*Instructions for the task*
Tally the lines containing the word "JSON" and give the total alone.

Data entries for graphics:
────────────────────
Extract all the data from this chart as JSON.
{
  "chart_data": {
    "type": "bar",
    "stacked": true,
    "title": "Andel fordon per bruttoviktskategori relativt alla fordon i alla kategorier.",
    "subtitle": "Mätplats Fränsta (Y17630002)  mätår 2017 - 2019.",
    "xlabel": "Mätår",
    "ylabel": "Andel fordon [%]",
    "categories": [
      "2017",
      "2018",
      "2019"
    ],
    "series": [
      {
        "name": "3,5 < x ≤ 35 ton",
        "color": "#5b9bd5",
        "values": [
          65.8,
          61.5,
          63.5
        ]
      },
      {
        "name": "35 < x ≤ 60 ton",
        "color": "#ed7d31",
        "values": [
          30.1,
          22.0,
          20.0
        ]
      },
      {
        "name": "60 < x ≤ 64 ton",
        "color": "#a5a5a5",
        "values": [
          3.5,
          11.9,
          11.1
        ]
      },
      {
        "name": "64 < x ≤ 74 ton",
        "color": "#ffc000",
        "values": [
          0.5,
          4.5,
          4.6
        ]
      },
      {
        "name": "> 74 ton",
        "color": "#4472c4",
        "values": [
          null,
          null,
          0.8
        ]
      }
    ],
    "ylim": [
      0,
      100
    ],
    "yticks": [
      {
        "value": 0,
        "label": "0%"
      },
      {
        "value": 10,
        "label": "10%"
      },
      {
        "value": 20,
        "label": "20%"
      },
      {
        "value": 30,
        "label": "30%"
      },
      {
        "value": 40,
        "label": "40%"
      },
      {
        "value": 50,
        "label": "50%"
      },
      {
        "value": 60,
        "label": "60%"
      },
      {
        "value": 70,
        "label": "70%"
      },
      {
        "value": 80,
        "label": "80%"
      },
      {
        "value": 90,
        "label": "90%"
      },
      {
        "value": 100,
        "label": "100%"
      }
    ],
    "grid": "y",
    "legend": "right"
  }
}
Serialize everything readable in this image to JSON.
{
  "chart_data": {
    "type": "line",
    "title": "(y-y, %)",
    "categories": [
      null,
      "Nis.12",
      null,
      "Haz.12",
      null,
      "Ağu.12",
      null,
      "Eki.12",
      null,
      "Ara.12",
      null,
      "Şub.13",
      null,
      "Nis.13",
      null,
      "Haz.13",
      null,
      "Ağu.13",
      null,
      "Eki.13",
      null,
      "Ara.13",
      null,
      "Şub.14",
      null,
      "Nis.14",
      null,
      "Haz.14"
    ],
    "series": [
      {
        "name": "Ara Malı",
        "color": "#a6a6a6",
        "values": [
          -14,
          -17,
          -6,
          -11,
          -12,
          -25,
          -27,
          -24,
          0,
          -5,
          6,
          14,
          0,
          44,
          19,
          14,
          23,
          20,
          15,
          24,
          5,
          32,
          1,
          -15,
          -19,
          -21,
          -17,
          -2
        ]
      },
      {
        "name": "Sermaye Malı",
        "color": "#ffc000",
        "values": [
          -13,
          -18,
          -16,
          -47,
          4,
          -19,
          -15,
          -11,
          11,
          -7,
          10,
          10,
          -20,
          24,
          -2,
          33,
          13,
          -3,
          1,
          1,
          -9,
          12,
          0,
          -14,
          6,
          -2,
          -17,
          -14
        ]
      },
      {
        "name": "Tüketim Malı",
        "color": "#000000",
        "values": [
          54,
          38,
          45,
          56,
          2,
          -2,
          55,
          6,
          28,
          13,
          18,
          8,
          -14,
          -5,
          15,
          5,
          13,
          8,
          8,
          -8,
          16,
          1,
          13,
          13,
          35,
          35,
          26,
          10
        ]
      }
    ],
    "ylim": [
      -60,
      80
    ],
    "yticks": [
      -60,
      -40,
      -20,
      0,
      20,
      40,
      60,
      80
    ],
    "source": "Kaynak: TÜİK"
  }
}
────────────────────
*The result*
2